Repeat each record exactly. Any picture gets left out.

------------------------------------------------------------

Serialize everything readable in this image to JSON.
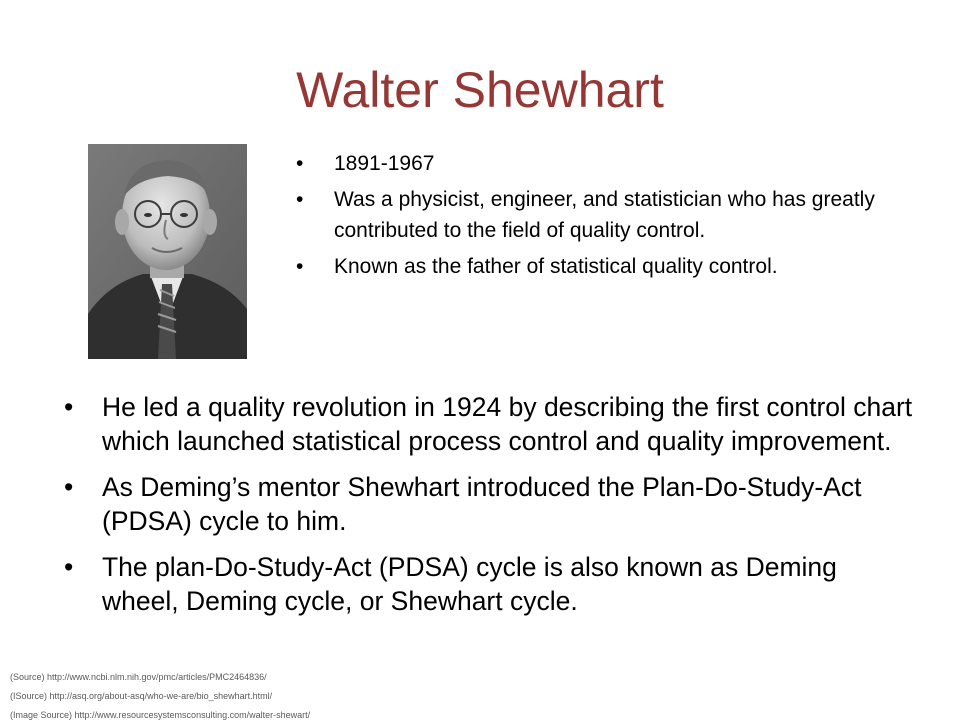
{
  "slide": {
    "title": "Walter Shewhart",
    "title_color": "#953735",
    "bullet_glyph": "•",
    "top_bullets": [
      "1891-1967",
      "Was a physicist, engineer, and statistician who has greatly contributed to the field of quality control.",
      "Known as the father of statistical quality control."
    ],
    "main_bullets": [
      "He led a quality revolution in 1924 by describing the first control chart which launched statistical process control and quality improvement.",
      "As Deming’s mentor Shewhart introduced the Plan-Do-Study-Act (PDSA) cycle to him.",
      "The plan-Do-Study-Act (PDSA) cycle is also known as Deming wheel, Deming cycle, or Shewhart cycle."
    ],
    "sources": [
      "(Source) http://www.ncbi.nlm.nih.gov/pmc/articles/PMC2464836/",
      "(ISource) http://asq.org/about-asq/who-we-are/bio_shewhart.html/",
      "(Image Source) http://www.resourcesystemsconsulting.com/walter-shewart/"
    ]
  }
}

------------------------------------------------------------

▶ [Expected output]:
Serialize everything readable in this image to JSON.
{
  "slide": {
    "title": "Walter Shewhart",
    "title_color": "#953735",
    "bullet_glyph": "•",
    "top_bullets": [
      "1891-1967",
      "Was a physicist, engineer, and statistician who has greatly contributed to the field of quality control.",
      "Known as the father of statistical quality control."
    ],
    "main_bullets": [
      "He led a quality revolution in 1924 by describing the first control chart which launched statistical process control and quality improvement.",
      "As Deming’s mentor Shewhart introduced the Plan-Do-Study-Act (PDSA) cycle to him.",
      "The plan-Do-Study-Act (PDSA) cycle is also known as Deming wheel, Deming cycle, or Shewhart cycle."
    ],
    "sources": [
      "(Source) http://www.ncbi.nlm.nih.gov/pmc/articles/PMC2464836/",
      "(ISource) http://asq.org/about-asq/who-we-are/bio_shewhart.html/",
      "(Image Source) http://www.resourcesystemsconsulting.com/walter-shewart/"
    ]
  }
}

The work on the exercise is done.